-- START OF EXTRACT --

3. That the learned trial magistrate erred in law and fact by passing a wrong and unlawful sentence.
4. That the learned trial magistrate erred in law and in fact by convicting the appellant without sufficient evidence.
The state opposed the appeal and was represented by Mr. Odhiambo, the learned counsel.
The facts of the prosecution case briefly were as follows:
the complainant is the chief of Gaitu sub location. On 18th April 2013 he was patrolling his area. When they reached the appellant's home they found revelers partaking mugacha, a local illicit brew. The rest ran away but the appellant remained behind. He resisted arrest and in the process injured the complainant.
The appellants denied any involvement in the offence and contended that it was the complainant who beat him.
This is a first appellate court as expected, I have analyzed and evaluated afresh all the evidence adduced before the lower court and I have drawn my own conclusions while bearing in mind that I neither saw nor heard any of the witnesses. I will be guided by the celebrated Case of OKENO Vs. REPUBLIC 1972 EA 32.
Under the Victim Protection Act No. 17 of 2014, a victim is given the right to participate in restorative justice. Section 15 of the said Act provides as follows:
(1) A victim has a right to restorative justice.
(2) Where the victim elects to participate in any process towards restorative justice, the process shall proceed on condition that —
(a) the participation of the offender shall not prejudice any of them offender's rights under any law or be deemed as evidence of admission or proof of guilt in respect of the offence complained of;
(b) any of the parties may withdraw their participation to the process at any time;
(c) where a process for restorative justice fails, the criminal trial of the offender shall proceed to final determination, but without prejudice to the right of the victim to seek appropriate relief in civil proceedings;
(d) The process towards restorative justice does not violate the provisions of Article 159(3) of the Constitution.
(3) Any agreement for restoration or other redress agreed between the victim and the offender shall be recorded and enforced as an order of the Court and may be enforced as a decree of the Court.
(4) Any restorative justice process shall be for a period of six months and may only be extended with the leave of the court.
The participation of the complainants in an attempt to promote restorative justice was not illegal. Since the conviction had been entered, the appellant was not in any way prejudiced.

-- END OF EXTRACT --
-- START OF EXTRACTED ENTRIES --

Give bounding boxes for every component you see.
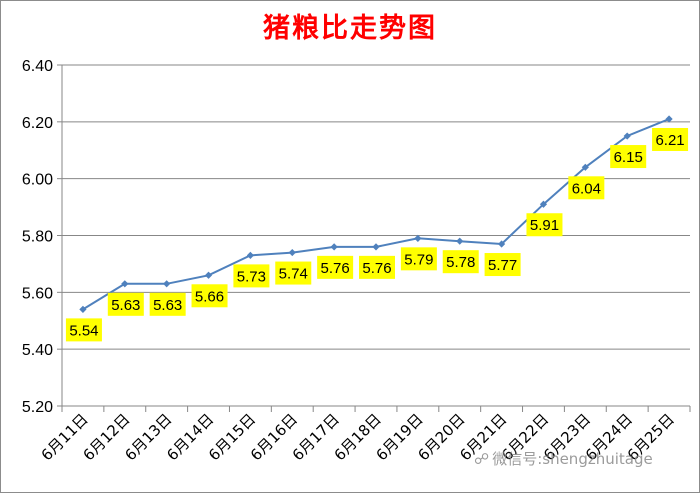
y-tick-label: 6.40	[22, 58, 53, 75]
data-label: 5.76	[317, 255, 354, 279]
data-point	[330, 243, 338, 251]
data-label-box	[442, 250, 479, 274]
data-label-text: 6.04	[572, 180, 601, 197]
data-label-box	[233, 264, 270, 288]
grid-lines	[62, 64, 690, 407]
data-label-box	[526, 213, 563, 237]
data-label-box	[149, 292, 186, 316]
data-label: 5.74	[275, 261, 312, 285]
data-labels: 5.54 5.63 5.63 5.66 5.73 5.74 5.76 5.76 5.79 5.78…	[65, 127, 689, 342]
data-label-box	[191, 284, 228, 308]
y-tick-label: 5.20	[22, 399, 53, 416]
data-point	[288, 248, 296, 257]
watermark-text: 微信号:shengzhuitage	[492, 450, 653, 468]
data-points	[79, 115, 673, 313]
chart-title: 猪粮比走势图	[263, 13, 437, 44]
watermark: ☍ 微信号:shengzhuitage	[474, 448, 653, 469]
data-label: 5.66	[191, 284, 228, 308]
data-label-box	[610, 145, 647, 169]
wechat-icon: ☍	[474, 450, 490, 468]
axes	[57, 64, 691, 412]
data-label: 6.04	[568, 176, 605, 200]
data-point	[414, 234, 422, 242]
data-label-text: 6.21	[655, 132, 684, 149]
data-label-text: 5.76	[321, 260, 350, 277]
data-label-text: 5.76	[362, 260, 391, 277]
data-point	[204, 271, 213, 279]
data-label-box	[484, 253, 521, 277]
data-point	[456, 237, 464, 245]
data-label: 5.78	[442, 250, 479, 274]
data-label-box	[317, 255, 354, 279]
data-label-text: 5.79	[404, 251, 433, 268]
data-label-text: 5.91	[530, 217, 559, 234]
data-label: 5.73	[233, 264, 270, 288]
data-label-box	[107, 292, 144, 316]
data-label: 6.15	[610, 145, 647, 169]
data-point	[665, 115, 673, 123]
data-label-text: 5.78	[446, 254, 475, 271]
data-point	[121, 280, 129, 288]
data-label-text: 5.63	[111, 297, 140, 314]
data-label: 5.76	[359, 255, 395, 279]
data-label: 5.63	[107, 292, 144, 316]
data-point	[372, 243, 380, 251]
series-line-path	[82, 118, 670, 311]
y-tick-label: 5.60	[22, 285, 53, 302]
data-label: 5.54	[65, 318, 102, 342]
data-label: 5.77	[484, 253, 521, 277]
data-point	[246, 251, 254, 259]
data-label-box	[359, 255, 395, 279]
y-tick-label: 5.80	[22, 229, 53, 246]
data-label: 6.21	[652, 127, 689, 151]
data-point	[498, 240, 506, 248]
y-tick-labels: 5.20 5.40 5.60 5.80 6.00 6.20 6.40	[22, 58, 53, 416]
y-tick-label: 5.40	[22, 342, 53, 359]
series-line	[82, 118, 670, 311]
data-point	[79, 305, 87, 313]
data-label-text: 5.54	[69, 322, 98, 339]
data-label-text: 5.77	[488, 257, 517, 274]
data-label-box	[568, 176, 605, 200]
data-label-box	[652, 127, 689, 151]
data-label-box	[65, 318, 102, 342]
y-tick-label: 6.20	[22, 115, 53, 132]
data-point	[623, 132, 631, 140]
data-label: 5.91	[526, 213, 563, 237]
data-point	[163, 280, 171, 288]
data-label-box	[275, 261, 312, 285]
data-label-text: 5.73	[237, 268, 266, 285]
data-label-text: 5.63	[153, 297, 182, 314]
data-point	[581, 163, 589, 171]
data-label-text: 5.66	[195, 288, 224, 305]
data-label: 5.79	[400, 247, 437, 271]
data-label-text: 6.15	[614, 149, 643, 166]
data-point	[539, 200, 548, 208]
y-tick-label: 6.00	[22, 172, 53, 189]
data-label-box	[400, 247, 437, 271]
data-label: 5.63	[149, 292, 186, 316]
data-label-text: 5.74	[279, 266, 308, 283]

-- END OF EXTRACTED ENTRIES --

» **OBJECTIVE**:
In the appeal judgment, list every condition that Section 15(2) of the Victim Protection Act sets for a restorative justice process to go ahead. The items have no connection to the appeal judgment.

» **SOLUTION BELOW**:
1. The offender's taking part must not harm the offender's rights under any law, and must not count as an admission or proof of guilt for the offense.
2. Any of the parties may withdraw from the process at any time.
3. If the process fails, the criminal trial of the offender goes on to a final decision. The victim still keeps the right to seek relief in civil proceedings.
4. The process must not violate Article 159(3) of the Constitution.